- _Data lines_
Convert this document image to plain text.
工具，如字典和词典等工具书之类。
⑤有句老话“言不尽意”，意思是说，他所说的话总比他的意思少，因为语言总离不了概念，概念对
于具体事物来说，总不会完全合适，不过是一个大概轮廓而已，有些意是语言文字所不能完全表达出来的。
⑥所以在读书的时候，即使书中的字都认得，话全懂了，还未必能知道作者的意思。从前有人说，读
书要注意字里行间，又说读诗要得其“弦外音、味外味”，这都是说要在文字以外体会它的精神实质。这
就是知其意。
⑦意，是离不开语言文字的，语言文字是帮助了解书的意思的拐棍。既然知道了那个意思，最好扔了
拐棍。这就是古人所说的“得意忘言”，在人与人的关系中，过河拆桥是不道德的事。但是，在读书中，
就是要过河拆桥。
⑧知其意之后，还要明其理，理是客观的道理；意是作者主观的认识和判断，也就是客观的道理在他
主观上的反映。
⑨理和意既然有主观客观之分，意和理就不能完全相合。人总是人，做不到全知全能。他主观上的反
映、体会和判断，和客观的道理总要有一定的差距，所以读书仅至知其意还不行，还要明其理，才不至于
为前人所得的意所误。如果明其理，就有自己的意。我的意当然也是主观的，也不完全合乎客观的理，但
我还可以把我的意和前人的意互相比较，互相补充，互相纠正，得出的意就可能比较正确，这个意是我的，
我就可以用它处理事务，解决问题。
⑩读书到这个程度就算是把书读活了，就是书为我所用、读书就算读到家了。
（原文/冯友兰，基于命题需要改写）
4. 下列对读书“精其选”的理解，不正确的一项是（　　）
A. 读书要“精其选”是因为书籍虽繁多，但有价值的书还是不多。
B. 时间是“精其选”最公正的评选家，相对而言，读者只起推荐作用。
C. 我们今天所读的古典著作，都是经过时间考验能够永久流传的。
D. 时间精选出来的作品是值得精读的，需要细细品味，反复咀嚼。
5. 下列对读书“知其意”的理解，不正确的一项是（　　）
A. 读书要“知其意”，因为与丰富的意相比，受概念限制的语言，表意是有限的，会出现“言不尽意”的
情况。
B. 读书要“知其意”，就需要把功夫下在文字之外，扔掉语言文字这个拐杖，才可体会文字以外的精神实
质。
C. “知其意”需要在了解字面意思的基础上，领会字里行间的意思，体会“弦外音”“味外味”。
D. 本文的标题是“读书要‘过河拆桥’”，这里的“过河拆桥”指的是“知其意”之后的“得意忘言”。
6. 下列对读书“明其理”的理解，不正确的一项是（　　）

- _Written instruction_
Take the material above and return all of it exactly.

- _Solved problem_
Convert this document image to plain text.
工具，如字典和词典等工具书之类。
⑤有句老话“言不尽意”，意思是说，他所说的话总比他的意思少，因为语言总离不了概念，概念对
于具体事物来说，总不会完全合适，不过是一个大概轮廓而已，有些意是语言文字所不能完全表达出来的。
⑥所以在读书的时候，即使书中的字都认得，话全懂了，还未必能知道作者的意思。从前有人说，读
书要注意字里行间，又说读诗要得其“弦外音、味外味”，这都是说要在文字以外体会它的精神实质。这
就是知其意。
⑦意，是离不开语言文字的，语言文字是帮助了解书的意思的拐棍。既然知道了那个意思，最好扔了
拐棍。这就是古人所说的“得意忘言”，在人与人的关系中，过河拆桥是不道德的事。但是，在读书中，
就是要过河拆桥。
⑧知其意之后，还要明其理，理是客观的道理；意是作者主观的认识和判断，也就是客观的道理在他
主观上的反映。
⑨理和意既然有主观客观之分，意和理就不能完全相合。人总是人，做不到全知全能。他主观上的反
映、体会和判断，和客观的道理总要有一定的差距，所以读书仅至知其意还不行，还要明其理，才不至于
为前人所得的意所误。如果明其理，就有自己的意。我的意当然也是主观的，也不完全合乎客观的理，但
我还可以把我的意和前人的意互相比较，互相补充，互相纠正，得出的意就可能比较正确，这个意是我的，
我就可以用它处理事务，解决问题。
⑩读书到这个程度就算是把书读活了，就是书为我所用、读书就算读到家了。
（原文/冯友兰，基于命题需要改写）
4. 下列对读书“精其选”的理解，不正确的一项是（　　）
A. 读书要“精其选”是因为书籍虽繁多，但有价值的书还是不多。
B. 时间是“精其选”最公正的评选家，相对而言，读者只起推荐作用。
C. 我们今天所读的古典著作，都是经过时间考验能够永久流传的。
D. 时间精选出来的作品是值得精读的，需要细细品味，反复咀嚼。
5. 下列对读书“知其意”的理解，不正确的一项是（　　）
A. 读书要“知其意”，因为与丰富的意相比，受概念限制的语言，表意是有限的，会出现“言不尽意”的
情况。
B. 读书要“知其意”，就需要把功夫下在文字之外，扔掉语言文字这个拐杖，才可体会文字以外的精神实
质。
C. “知其意”需要在了解字面意思的基础上，领会字里行间的意思，体会“弦外音”“味外味”。
D. 本文的标题是“读书要‘过河拆桥’”，这里的“过河拆桥”指的是“知其意”之后的“得意忘言”。
6. 下列对读书“明其理”的理解，不正确的一项是（　　）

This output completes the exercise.